- _Description of the task_:
For every line in the data below that contains "over", copy the line.

- _Records provided_:

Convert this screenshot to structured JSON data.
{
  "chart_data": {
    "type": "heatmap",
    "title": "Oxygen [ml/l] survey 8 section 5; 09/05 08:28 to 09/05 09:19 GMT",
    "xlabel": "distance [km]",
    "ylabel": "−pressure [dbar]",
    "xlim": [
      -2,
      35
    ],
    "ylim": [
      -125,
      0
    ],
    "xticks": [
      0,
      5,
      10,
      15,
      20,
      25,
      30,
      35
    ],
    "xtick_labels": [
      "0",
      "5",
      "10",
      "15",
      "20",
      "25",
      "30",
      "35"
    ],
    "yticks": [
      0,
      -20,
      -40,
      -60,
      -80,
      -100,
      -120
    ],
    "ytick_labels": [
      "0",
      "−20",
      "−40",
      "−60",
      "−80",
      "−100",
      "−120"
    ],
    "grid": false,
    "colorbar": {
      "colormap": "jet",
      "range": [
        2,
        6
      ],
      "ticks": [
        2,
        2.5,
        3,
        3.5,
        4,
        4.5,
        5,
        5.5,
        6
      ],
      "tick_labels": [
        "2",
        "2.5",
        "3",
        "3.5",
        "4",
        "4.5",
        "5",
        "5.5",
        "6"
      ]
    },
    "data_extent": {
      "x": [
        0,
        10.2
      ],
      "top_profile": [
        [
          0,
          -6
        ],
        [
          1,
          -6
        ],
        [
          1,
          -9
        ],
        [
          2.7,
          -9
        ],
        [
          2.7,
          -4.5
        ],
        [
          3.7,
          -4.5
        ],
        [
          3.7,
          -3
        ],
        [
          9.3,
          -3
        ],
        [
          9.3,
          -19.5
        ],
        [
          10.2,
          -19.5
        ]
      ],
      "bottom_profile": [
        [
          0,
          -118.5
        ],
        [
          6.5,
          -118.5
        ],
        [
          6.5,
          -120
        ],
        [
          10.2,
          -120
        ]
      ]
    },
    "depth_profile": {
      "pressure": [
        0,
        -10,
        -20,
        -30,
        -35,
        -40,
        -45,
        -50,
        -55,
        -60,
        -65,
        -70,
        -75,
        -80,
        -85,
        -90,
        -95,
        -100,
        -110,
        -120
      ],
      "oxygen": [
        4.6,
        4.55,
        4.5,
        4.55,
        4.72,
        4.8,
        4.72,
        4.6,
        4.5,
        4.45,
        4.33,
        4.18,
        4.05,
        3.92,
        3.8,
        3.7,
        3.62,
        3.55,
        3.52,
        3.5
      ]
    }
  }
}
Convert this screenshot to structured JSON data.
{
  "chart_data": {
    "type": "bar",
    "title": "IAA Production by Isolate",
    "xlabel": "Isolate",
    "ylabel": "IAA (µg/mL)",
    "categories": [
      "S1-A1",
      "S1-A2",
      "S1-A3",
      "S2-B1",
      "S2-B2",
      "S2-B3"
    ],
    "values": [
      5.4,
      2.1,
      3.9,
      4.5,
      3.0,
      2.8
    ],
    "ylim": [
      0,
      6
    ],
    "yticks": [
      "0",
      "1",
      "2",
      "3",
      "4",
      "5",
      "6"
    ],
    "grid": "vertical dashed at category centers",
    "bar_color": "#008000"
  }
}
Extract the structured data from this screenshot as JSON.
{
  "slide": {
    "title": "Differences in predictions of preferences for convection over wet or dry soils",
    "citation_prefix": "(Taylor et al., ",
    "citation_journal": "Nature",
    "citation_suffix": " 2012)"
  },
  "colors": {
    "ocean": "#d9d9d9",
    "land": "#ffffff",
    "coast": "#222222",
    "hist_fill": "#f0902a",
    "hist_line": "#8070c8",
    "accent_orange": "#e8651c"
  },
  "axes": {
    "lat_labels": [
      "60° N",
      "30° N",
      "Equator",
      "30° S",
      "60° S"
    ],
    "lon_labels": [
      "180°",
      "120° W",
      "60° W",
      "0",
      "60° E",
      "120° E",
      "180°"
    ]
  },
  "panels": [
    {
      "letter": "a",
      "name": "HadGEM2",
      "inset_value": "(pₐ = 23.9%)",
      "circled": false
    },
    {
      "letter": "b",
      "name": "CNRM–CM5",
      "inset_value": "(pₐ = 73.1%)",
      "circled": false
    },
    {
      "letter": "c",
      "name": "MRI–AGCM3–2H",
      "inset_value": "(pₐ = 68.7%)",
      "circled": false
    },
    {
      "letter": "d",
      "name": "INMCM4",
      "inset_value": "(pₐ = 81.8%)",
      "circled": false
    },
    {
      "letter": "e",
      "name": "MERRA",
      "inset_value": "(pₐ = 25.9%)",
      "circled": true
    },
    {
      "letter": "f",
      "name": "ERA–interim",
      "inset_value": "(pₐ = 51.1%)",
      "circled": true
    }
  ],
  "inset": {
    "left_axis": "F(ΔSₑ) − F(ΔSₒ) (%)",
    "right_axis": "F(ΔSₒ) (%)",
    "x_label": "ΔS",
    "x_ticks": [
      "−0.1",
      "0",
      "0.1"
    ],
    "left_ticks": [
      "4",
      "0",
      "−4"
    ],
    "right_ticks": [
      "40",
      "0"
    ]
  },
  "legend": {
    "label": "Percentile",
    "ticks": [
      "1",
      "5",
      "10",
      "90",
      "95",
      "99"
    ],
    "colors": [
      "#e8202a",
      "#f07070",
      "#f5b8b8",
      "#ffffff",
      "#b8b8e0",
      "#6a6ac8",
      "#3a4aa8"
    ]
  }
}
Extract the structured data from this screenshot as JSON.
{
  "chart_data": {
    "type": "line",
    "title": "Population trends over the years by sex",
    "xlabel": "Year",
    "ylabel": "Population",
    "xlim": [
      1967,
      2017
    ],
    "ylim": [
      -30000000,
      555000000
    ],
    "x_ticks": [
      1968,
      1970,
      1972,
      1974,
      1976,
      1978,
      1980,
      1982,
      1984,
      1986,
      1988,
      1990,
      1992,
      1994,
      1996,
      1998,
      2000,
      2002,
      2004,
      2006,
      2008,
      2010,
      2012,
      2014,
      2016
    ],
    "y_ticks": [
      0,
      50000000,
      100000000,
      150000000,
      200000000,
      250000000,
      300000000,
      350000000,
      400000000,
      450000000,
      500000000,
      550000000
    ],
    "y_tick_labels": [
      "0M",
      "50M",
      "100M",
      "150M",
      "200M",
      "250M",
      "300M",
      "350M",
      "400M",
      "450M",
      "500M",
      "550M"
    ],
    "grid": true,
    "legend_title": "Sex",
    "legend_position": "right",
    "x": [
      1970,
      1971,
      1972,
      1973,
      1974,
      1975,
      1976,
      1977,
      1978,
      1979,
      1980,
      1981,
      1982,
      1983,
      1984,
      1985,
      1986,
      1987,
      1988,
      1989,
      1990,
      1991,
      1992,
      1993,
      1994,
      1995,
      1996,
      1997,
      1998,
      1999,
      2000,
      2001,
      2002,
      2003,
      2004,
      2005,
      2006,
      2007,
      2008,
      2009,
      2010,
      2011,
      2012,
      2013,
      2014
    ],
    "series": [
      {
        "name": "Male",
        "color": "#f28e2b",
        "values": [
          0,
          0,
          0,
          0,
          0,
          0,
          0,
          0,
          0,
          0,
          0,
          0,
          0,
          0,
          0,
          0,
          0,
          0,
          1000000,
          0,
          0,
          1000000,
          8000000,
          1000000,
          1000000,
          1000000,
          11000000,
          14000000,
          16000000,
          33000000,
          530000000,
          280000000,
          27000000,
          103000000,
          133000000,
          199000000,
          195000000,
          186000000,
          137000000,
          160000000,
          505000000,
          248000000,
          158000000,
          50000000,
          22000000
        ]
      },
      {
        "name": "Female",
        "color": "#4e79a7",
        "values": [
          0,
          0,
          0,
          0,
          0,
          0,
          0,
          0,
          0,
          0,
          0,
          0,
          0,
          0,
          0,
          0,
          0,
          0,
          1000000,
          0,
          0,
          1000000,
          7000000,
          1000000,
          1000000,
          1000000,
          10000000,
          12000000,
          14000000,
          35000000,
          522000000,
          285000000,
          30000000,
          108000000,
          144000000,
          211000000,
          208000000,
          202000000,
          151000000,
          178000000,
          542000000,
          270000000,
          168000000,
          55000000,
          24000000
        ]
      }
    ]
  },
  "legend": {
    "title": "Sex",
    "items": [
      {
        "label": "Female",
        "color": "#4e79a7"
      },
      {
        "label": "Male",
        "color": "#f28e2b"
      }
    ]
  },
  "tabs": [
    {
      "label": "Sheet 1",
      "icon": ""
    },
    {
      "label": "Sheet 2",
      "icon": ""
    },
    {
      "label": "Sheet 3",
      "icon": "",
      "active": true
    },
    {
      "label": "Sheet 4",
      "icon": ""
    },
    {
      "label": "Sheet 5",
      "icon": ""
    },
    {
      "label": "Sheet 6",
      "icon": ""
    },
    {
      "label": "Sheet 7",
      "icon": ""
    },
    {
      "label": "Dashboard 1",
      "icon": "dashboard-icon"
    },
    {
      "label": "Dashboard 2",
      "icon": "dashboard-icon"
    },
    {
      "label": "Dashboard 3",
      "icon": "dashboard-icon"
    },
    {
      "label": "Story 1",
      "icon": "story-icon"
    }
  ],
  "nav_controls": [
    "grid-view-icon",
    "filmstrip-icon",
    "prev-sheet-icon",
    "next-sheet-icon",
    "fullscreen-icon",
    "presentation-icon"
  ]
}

- _Solution for this problem_:
    "title": "Differences in predictions of preferences for convection over wet or dry soils",
    "title": "Population trends over the years by sex",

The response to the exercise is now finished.